> **Stored data**:
[START]

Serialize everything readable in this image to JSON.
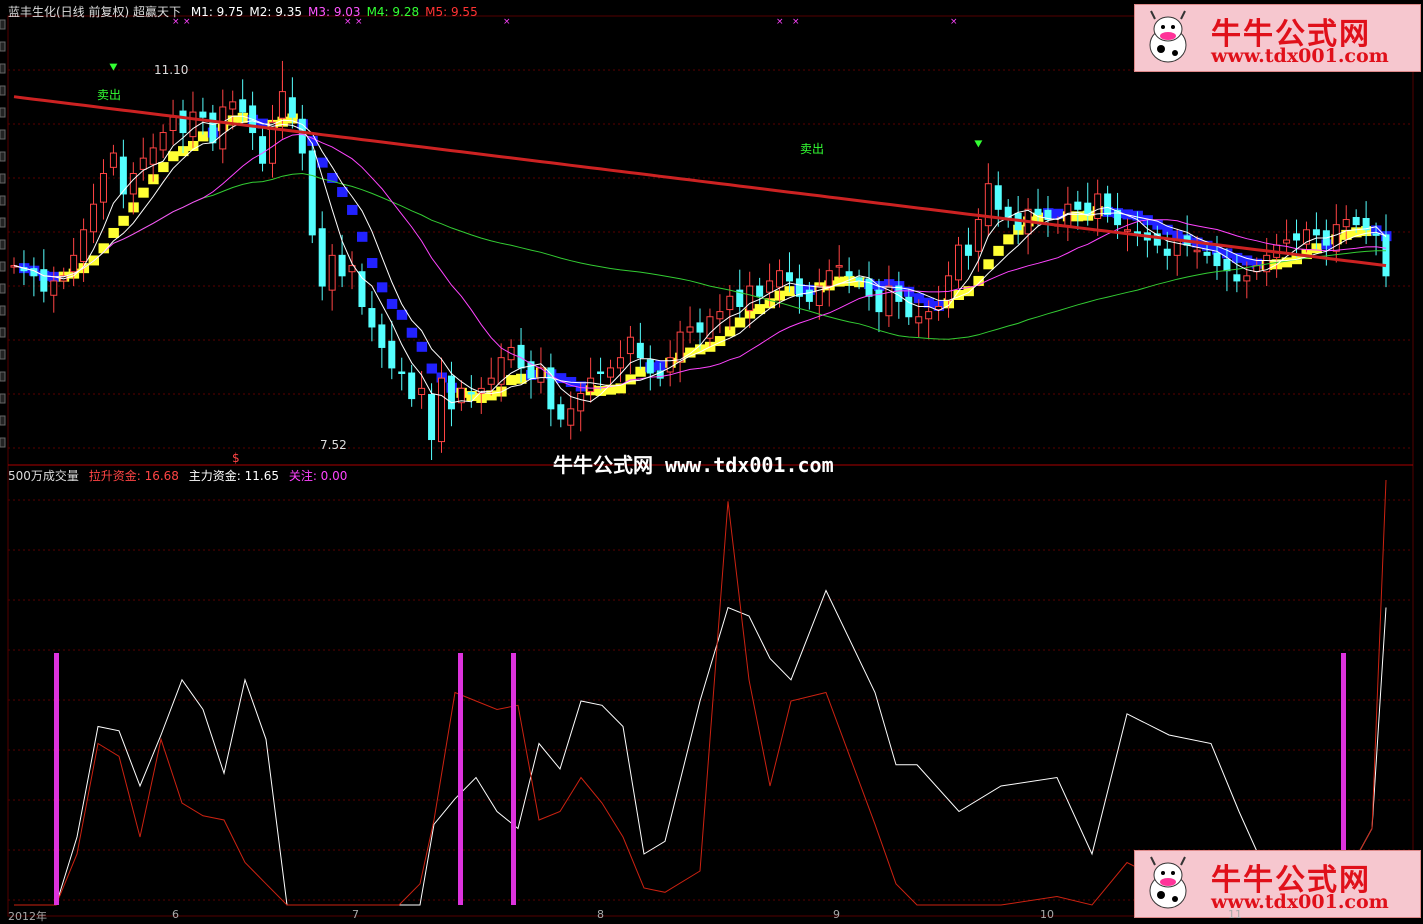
{
  "header": {
    "title": "蓝丰生化(日线 前复权) 超赢天下",
    "ma": [
      {
        "label": "M1: 9.75",
        "color": "#ffffff"
      },
      {
        "label": "M2: 9.35",
        "color": "#ffffff"
      },
      {
        "label": "M3: 9.03",
        "color": "#ff55ff"
      },
      {
        "label": "M4: 9.28",
        "color": "#33ff33"
      },
      {
        "label": "M5: 9.55",
        "color": "#ff3333"
      }
    ]
  },
  "indicator": {
    "name": "500万成交量",
    "lashen": "拉升资金: 16.68",
    "zhuli": "主力资金: 11.65",
    "guanzhu": "关注: 0.00"
  },
  "annotations": {
    "high": "11.10",
    "low": "7.52",
    "sell1": "卖出",
    "sell2": "卖出",
    "dollar": "$"
  },
  "watermark": {
    "brand": "牛牛公式网",
    "url": "www.tdx001.com",
    "center": "牛牛公式网 www.tdx001.com"
  },
  "x_labels": [
    "2012年",
    "6",
    "7",
    "8",
    "9",
    "10",
    "11"
  ],
  "colors": {
    "bg": "#000000",
    "up": "#ff4444",
    "down": "#55ffff",
    "ma_white": "#ffffff",
    "ma_magenta": "#ff44ff",
    "ma_green": "#33cc33",
    "ma_red": "#cc2222",
    "band_up": "#ffff33",
    "band_down": "#2222ff",
    "line_white": "#ffffff",
    "line_red": "#cc2211",
    "bar_magenta": "#dd33dd"
  },
  "chart_data": [
    {
      "type": "candlestick",
      "name": "蓝丰生化(日线 前复权)",
      "ylim": [
        7.2,
        11.5
      ],
      "n_days": 139,
      "closes": [
        9.1,
        9.05,
        9.0,
        8.85,
        8.95,
        9.0,
        9.2,
        9.45,
        9.7,
        10.0,
        10.2,
        9.8,
        10.0,
        10.15,
        10.25,
        10.4,
        10.55,
        10.4,
        10.6,
        10.55,
        10.3,
        10.65,
        10.7,
        10.6,
        10.4,
        10.1,
        10.5,
        10.8,
        10.55,
        10.2,
        9.4,
        8.9,
        9.2,
        9.0,
        9.1,
        8.7,
        8.5,
        8.3,
        8.1,
        8.05,
        7.8,
        7.9,
        7.4,
        8.0,
        7.7,
        7.9,
        7.85,
        7.9,
        8.0,
        8.2,
        8.3,
        8.1,
        8.0,
        8.1,
        7.7,
        7.6,
        7.7,
        7.85,
        8.0,
        8.05,
        8.1,
        8.2,
        8.4,
        8.2,
        8.05,
        8.0,
        8.2,
        8.45,
        8.5,
        8.45,
        8.6,
        8.65,
        8.8,
        8.7,
        8.9,
        8.8,
        8.95,
        9.05,
        8.95,
        8.8,
        8.75,
        8.9,
        9.05,
        9.1,
        9.0,
        8.95,
        8.8,
        8.65,
        8.9,
        8.75,
        8.6,
        8.6,
        8.65,
        8.7,
        9.0,
        9.3,
        9.2,
        9.55,
        9.9,
        9.65,
        9.55,
        9.45,
        9.65,
        9.6,
        9.55,
        9.5,
        9.7,
        9.65,
        9.6,
        9.8,
        9.6,
        9.5,
        9.45,
        9.4,
        9.35,
        9.3,
        9.2,
        9.35,
        9.3,
        9.25,
        9.2,
        9.1,
        9.05,
        8.95,
        9.0,
        9.1,
        9.2,
        9.3,
        9.35,
        9.35,
        9.45,
        9.4,
        9.3,
        9.5,
        9.55,
        9.5,
        9.45,
        9.4,
        9.0
      ],
      "high_label": 11.1,
      "low_label": 7.52
    },
    {
      "type": "line",
      "name": "500万成交量",
      "ylim": [
        0,
        100
      ],
      "series": [
        {
          "name": "拉升资金",
          "last": 16.68
        },
        {
          "name": "主力资金",
          "last": 11.65
        },
        {
          "name": "关注",
          "last": 0.0
        }
      ]
    }
  ]
}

[END]

> **WHAT TO DO**: Make an exact copy of the whole listing, but don't bring over any pictures.

> **SOLUTION TO THE EXERCISE**:
Serialize everything readable in this image to JSON.
{
  "header": {
    "title": "蓝丰生化(日线 前复权) 超赢天下",
    "ma": [
      {
        "label": "M1: 9.75",
        "color": "#ffffff"
      },
      {
        "label": "M2: 9.35",
        "color": "#ffffff"
      },
      {
        "label": "M3: 9.03",
        "color": "#ff55ff"
      },
      {
        "label": "M4: 9.28",
        "color": "#33ff33"
      },
      {
        "label": "M5: 9.55",
        "color": "#ff3333"
      }
    ]
  },
  "indicator": {
    "name": "500万成交量",
    "lashen": "拉升资金: 16.68",
    "zhuli": "主力资金: 11.65",
    "guanzhu": "关注: 0.00"
  },
  "annotations": {
    "high": "11.10",
    "low": "7.52",
    "sell1": "卖出",
    "sell2": "卖出",
    "dollar": "$"
  },
  "watermark": {
    "brand": "牛牛公式网",
    "url": "www.tdx001.com",
    "center": "牛牛公式网 www.tdx001.com"
  },
  "x_labels": [
    "2012年",
    "6",
    "7",
    "8",
    "9",
    "10",
    "11"
  ],
  "colors": {
    "bg": "#000000",
    "up": "#ff4444",
    "down": "#55ffff",
    "ma_white": "#ffffff",
    "ma_magenta": "#ff44ff",
    "ma_green": "#33cc33",
    "ma_red": "#cc2222",
    "band_up": "#ffff33",
    "band_down": "#2222ff",
    "line_white": "#ffffff",
    "line_red": "#cc2211",
    "bar_magenta": "#dd33dd"
  },
  "chart_data": [
    {
      "type": "candlestick",
      "name": "蓝丰生化(日线 前复权)",
      "ylim": [
        7.2,
        11.5
      ],
      "n_days": 139,
      "closes": [
        9.1,
        9.05,
        9.0,
        8.85,
        8.95,
        9.0,
        9.2,
        9.45,
        9.7,
        10.0,
        10.2,
        9.8,
        10.0,
        10.15,
        10.25,
        10.4,
        10.55,
        10.4,
        10.6,
        10.55,
        10.3,
        10.65,
        10.7,
        10.6,
        10.4,
        10.1,
        10.5,
        10.8,
        10.55,
        10.2,
        9.4,
        8.9,
        9.2,
        9.0,
        9.1,
        8.7,
        8.5,
        8.3,
        8.1,
        8.05,
        7.8,
        7.9,
        7.4,
        8.0,
        7.7,
        7.9,
        7.85,
        7.9,
        8.0,
        8.2,
        8.3,
        8.1,
        8.0,
        8.1,
        7.7,
        7.6,
        7.7,
        7.85,
        8.0,
        8.05,
        8.1,
        8.2,
        8.4,
        8.2,
        8.05,
        8.0,
        8.2,
        8.45,
        8.5,
        8.45,
        8.6,
        8.65,
        8.8,
        8.7,
        8.9,
        8.8,
        8.95,
        9.05,
        8.95,
        8.8,
        8.75,
        8.9,
        9.05,
        9.1,
        9.0,
        8.95,
        8.8,
        8.65,
        8.9,
        8.75,
        8.6,
        8.6,
        8.65,
        8.7,
        9.0,
        9.3,
        9.2,
        9.55,
        9.9,
        9.65,
        9.55,
        9.45,
        9.65,
        9.6,
        9.55,
        9.5,
        9.7,
        9.65,
        9.6,
        9.8,
        9.6,
        9.5,
        9.45,
        9.4,
        9.35,
        9.3,
        9.2,
        9.35,
        9.3,
        9.25,
        9.2,
        9.1,
        9.05,
        8.95,
        9.0,
        9.1,
        9.2,
        9.3,
        9.35,
        9.35,
        9.45,
        9.4,
        9.3,
        9.5,
        9.55,
        9.5,
        9.45,
        9.4,
        9.0
      ],
      "high_label": 11.1,
      "low_label": 7.52
    },
    {
      "type": "line",
      "name": "500万成交量",
      "ylim": [
        0,
        100
      ],
      "series": [
        {
          "name": "拉升资金",
          "last": 16.68
        },
        {
          "name": "主力资金",
          "last": 11.65
        },
        {
          "name": "关注",
          "last": 0.0
        }
      ]
    }
  ]
}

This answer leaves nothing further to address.